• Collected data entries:

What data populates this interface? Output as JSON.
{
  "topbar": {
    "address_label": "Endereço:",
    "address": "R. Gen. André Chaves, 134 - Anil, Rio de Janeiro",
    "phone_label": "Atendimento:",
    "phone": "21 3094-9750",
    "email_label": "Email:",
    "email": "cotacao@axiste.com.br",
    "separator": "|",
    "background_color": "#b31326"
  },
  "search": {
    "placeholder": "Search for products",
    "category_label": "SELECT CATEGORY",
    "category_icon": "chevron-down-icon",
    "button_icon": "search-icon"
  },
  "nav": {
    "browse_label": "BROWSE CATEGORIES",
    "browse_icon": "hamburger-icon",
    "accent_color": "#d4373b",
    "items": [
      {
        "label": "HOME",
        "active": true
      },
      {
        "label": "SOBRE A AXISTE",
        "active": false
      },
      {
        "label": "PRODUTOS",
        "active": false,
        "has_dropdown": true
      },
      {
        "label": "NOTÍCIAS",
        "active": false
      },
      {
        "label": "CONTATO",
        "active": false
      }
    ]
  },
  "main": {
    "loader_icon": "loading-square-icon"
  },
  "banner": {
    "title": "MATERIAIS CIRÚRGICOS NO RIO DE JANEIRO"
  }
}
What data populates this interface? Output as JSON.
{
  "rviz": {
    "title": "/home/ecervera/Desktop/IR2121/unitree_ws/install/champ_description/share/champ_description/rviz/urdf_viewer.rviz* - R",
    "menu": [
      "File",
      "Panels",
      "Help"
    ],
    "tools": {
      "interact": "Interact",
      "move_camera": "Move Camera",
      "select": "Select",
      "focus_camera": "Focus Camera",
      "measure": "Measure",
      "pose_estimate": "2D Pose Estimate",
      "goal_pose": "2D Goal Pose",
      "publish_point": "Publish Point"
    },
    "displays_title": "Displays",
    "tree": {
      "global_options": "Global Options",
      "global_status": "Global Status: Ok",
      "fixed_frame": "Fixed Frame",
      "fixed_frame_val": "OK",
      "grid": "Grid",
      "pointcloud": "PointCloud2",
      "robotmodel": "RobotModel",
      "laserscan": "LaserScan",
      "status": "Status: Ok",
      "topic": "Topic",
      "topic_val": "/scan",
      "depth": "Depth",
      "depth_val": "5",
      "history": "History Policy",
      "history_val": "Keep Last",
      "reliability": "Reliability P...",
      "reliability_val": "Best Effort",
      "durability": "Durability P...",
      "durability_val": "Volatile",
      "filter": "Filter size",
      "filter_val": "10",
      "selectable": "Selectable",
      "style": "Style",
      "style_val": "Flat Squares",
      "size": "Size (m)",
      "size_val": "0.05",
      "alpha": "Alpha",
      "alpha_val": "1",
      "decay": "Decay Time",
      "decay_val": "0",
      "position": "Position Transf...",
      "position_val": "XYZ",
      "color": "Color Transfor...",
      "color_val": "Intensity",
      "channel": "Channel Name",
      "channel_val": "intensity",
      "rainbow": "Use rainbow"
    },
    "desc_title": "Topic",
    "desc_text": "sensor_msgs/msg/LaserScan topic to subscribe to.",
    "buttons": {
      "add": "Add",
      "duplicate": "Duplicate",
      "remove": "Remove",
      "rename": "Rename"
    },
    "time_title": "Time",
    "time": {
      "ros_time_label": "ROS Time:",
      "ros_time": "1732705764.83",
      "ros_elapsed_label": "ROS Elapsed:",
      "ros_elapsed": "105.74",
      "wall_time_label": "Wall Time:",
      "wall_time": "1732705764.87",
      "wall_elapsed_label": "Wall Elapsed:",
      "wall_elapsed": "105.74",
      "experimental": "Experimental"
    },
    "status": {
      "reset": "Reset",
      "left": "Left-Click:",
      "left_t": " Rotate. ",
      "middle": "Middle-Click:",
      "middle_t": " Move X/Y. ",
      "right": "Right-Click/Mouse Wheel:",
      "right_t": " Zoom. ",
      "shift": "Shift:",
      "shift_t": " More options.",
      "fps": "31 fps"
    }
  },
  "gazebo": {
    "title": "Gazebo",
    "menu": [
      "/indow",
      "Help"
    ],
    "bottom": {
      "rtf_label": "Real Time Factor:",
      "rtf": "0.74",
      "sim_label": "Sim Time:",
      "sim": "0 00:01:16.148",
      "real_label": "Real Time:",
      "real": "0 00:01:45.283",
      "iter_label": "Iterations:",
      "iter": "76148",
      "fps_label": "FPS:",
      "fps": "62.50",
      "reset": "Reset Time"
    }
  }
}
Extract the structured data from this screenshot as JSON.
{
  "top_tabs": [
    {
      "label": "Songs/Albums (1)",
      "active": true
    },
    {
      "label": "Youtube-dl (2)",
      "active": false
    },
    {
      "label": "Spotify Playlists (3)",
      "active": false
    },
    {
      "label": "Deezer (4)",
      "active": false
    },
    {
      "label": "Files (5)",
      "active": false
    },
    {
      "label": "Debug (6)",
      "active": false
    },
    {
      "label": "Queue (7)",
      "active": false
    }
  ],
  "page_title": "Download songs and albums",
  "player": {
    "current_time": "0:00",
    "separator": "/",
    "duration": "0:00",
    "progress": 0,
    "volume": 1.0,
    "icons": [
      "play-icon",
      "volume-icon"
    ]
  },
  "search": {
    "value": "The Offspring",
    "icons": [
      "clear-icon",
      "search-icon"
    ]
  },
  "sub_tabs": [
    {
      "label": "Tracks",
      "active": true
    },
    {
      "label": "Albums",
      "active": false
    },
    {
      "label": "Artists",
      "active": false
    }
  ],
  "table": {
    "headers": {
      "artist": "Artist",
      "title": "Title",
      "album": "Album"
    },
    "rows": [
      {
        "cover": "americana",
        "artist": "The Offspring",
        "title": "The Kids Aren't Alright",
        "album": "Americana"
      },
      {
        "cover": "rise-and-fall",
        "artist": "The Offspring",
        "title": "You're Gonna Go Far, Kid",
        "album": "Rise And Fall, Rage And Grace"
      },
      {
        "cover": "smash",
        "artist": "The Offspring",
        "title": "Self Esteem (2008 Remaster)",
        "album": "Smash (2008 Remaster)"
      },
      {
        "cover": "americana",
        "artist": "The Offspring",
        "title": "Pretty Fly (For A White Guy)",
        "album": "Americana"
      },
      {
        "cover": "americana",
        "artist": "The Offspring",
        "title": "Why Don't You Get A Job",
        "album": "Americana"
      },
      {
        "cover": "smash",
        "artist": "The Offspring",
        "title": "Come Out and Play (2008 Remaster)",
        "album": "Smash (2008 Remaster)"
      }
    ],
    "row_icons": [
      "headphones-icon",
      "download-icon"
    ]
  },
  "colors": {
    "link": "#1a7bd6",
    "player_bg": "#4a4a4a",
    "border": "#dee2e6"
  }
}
...
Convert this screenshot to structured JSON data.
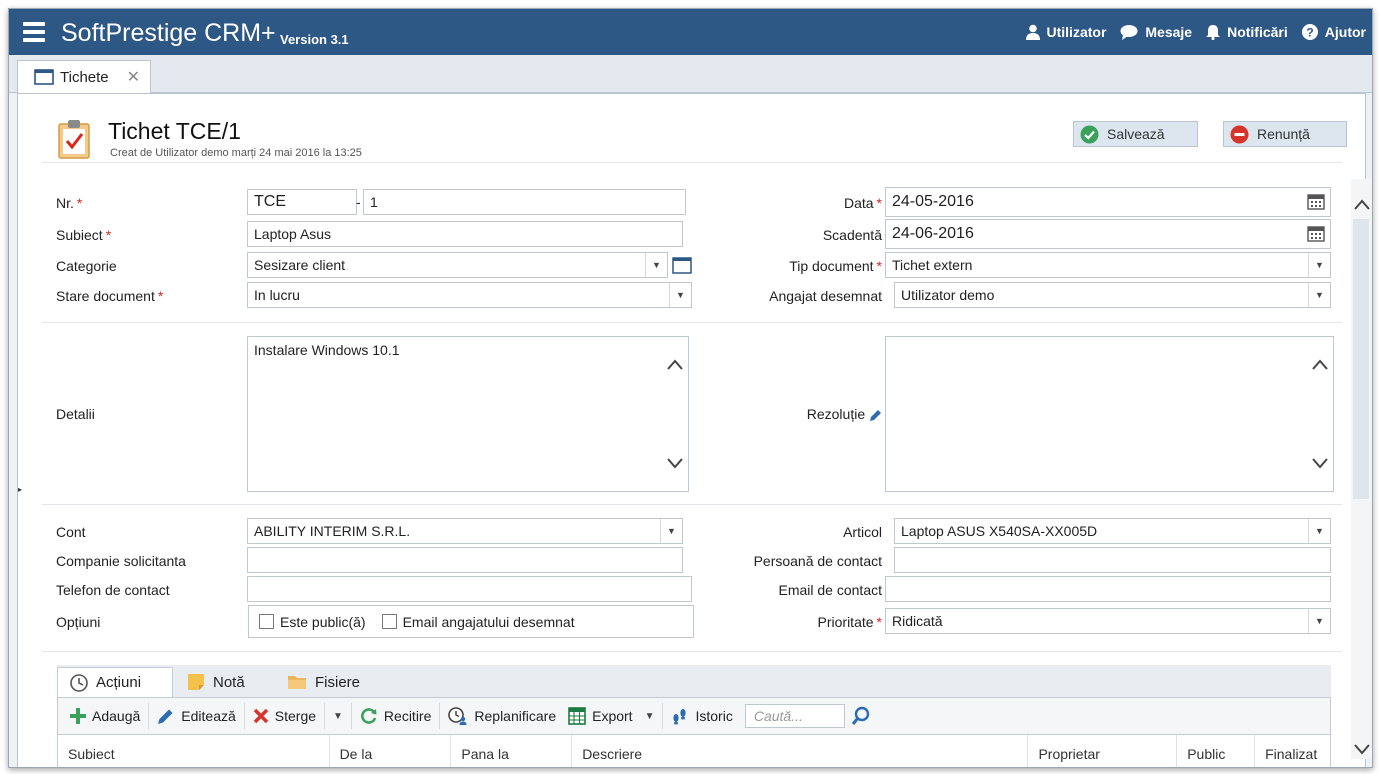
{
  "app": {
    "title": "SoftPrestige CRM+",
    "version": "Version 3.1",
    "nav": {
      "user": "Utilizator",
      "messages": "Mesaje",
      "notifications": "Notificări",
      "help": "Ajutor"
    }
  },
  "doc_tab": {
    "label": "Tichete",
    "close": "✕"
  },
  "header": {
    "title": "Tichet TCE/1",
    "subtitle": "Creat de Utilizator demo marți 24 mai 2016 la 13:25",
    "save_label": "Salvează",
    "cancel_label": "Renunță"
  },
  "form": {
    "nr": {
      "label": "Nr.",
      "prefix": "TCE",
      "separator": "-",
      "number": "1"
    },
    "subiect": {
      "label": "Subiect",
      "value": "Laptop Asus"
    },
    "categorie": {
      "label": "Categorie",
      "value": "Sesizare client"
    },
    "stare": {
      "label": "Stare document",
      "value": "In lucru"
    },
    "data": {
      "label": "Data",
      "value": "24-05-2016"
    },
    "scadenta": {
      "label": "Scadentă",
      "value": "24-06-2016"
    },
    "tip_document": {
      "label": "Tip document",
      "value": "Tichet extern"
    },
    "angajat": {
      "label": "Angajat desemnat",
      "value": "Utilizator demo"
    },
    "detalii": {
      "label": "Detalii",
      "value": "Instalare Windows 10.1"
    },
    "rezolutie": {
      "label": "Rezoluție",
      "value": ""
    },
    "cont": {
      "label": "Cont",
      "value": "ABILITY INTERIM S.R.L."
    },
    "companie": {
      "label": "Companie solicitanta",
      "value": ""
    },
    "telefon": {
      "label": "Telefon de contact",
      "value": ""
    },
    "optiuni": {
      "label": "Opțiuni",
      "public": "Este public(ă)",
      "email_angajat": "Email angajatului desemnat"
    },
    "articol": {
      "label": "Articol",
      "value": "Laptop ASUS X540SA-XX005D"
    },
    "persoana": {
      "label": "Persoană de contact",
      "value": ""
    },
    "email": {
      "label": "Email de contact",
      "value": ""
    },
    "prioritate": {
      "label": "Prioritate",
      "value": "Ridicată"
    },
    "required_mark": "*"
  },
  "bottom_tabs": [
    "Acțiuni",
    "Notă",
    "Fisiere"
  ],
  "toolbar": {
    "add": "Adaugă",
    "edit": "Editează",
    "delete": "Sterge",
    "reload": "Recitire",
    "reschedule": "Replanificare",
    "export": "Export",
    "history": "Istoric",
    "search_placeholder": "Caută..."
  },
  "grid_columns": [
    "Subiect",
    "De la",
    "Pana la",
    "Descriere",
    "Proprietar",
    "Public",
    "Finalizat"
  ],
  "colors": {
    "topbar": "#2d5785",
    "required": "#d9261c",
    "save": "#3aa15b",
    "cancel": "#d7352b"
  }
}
...
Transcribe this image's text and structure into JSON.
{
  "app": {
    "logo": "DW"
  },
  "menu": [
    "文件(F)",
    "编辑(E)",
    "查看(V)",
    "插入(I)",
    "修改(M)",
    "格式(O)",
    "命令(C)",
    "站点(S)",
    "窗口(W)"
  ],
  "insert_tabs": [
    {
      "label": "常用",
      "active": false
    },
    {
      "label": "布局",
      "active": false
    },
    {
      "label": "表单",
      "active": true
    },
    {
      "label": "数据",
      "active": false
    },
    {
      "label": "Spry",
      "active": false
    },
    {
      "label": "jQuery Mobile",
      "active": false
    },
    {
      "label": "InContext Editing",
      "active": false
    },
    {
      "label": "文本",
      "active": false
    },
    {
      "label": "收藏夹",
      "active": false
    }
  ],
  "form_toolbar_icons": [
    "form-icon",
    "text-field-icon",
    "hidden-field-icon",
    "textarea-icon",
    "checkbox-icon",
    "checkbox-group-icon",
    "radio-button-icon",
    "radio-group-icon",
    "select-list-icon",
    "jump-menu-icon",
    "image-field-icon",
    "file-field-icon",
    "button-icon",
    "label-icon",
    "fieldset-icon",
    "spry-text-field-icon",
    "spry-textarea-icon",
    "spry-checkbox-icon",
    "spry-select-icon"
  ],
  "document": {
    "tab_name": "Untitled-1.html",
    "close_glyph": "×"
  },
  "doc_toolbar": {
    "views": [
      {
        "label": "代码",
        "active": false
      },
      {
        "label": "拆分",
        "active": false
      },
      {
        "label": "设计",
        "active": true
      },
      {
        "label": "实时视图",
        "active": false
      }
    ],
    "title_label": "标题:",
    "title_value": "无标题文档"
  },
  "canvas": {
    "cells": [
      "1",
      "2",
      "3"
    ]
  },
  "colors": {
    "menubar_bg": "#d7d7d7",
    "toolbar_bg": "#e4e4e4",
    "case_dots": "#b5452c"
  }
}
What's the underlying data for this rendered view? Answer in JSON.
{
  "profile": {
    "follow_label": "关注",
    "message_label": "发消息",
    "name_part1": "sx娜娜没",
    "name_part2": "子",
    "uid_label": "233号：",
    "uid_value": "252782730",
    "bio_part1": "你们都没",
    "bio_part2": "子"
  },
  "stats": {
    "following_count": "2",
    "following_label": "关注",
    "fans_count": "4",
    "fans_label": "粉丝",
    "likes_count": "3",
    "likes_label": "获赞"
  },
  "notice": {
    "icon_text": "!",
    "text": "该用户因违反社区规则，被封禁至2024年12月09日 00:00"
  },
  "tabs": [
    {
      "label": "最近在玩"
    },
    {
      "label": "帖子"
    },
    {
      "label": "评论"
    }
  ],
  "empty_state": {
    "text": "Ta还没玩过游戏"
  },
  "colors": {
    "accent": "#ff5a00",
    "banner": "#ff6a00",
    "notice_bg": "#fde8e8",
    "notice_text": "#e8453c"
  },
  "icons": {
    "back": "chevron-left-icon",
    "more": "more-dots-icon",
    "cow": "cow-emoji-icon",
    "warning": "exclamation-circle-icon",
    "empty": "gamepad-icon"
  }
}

• Directions: Check each line of the records for the string "Remaster" and state how many lines contain it. Give only the number.

• Written solution: 4